╭─ FONTE
Numa época em que a mídia tem tanta força, não são
estranhas tais ocorrências.
Mas elas nos permitem ir
além e construir conjecturas sobre o processo por que
passa a cultura familiar: parece que ela vai se esvaindo
e perdendo sua força.
Hoje é legítimo se perguntar o que diferencia os
integrantes -sobretudo os
mais novos- de famílias
com sobrenomes diferentes. Quais as diferenças entre fazer parte dessa ou daquela família? Quais as características de uma família
e de seus costumes em relação às outras, segundo a
ótica dos filhos? Quais os
elos -além dos de parentesco- entre um
grupo familiar e suas
famílias de origem?
A família, sistema social responsável por
transmitir a
seus membros a primeira matriz de identidade e de pertencimento, parece que passou a
acreditar que tal transmissão
ocorre por osmose. A história
familiar -sua memória, sua organização e seu patrimônio cultural- tem sido relegada ao esquecimento por fundadores de
novas famílias. Por que será?
╰─
╭─ DADOS BRUTOS
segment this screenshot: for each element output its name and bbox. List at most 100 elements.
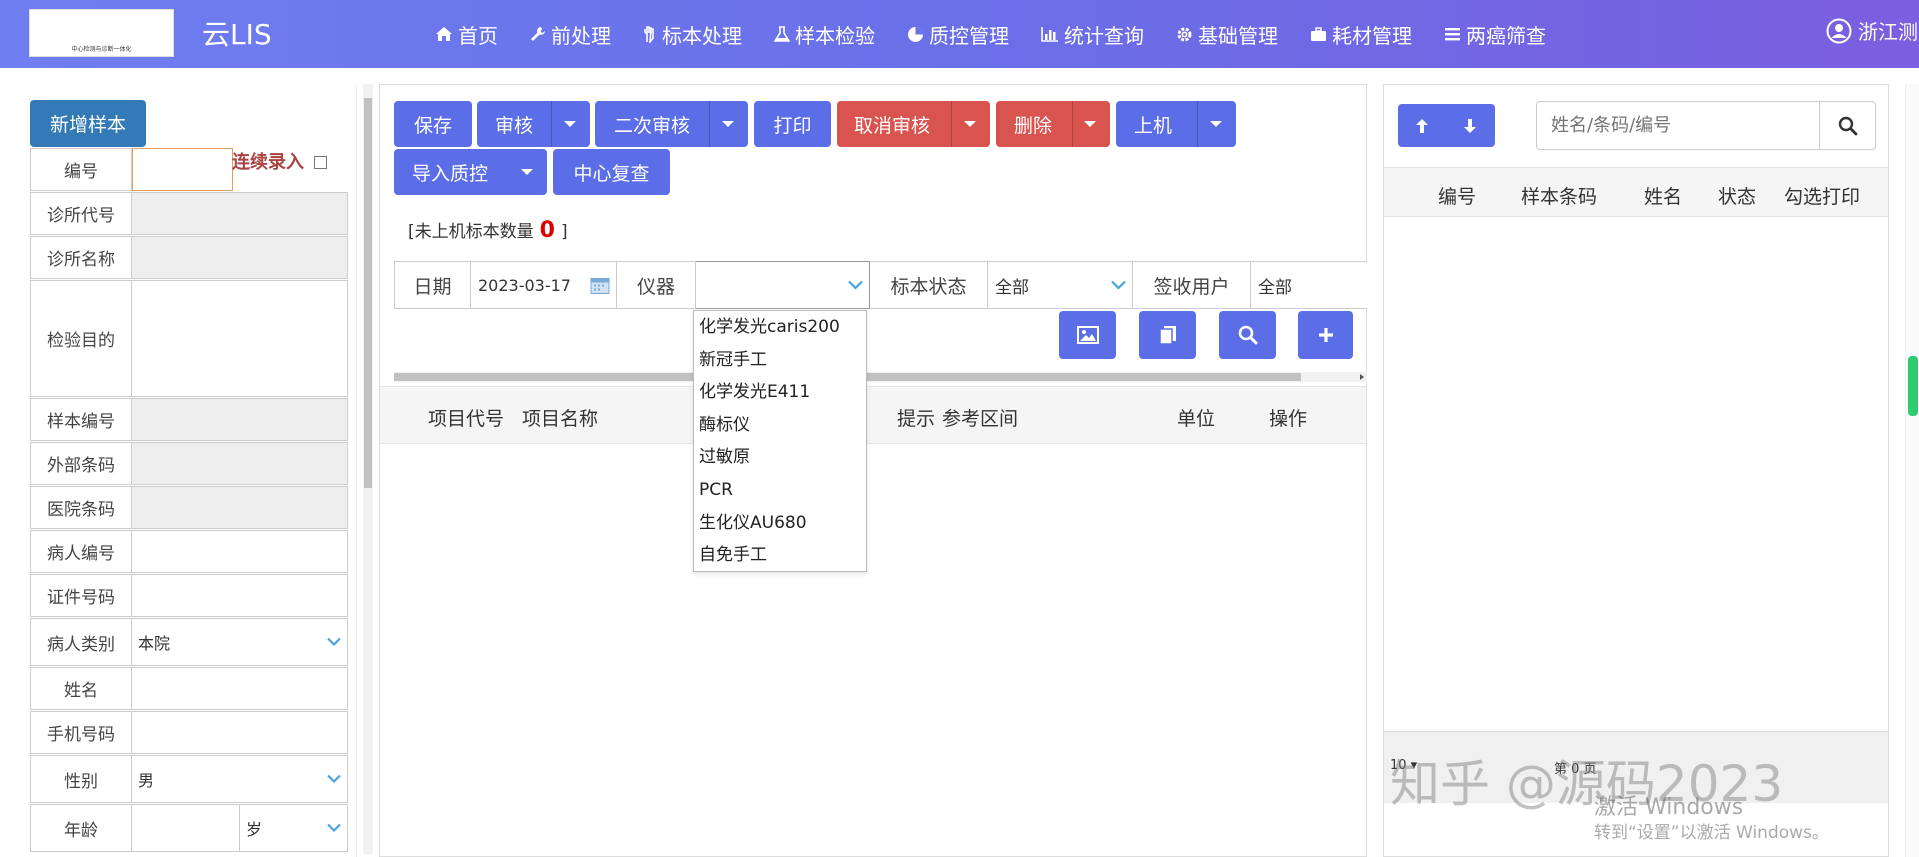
╰─
Segundo a fonte, o que os fundadores de novas famílias têm relegado ao esquecimento?

A história familiar, com sua memória, sua organização e seu patrimônio cultural.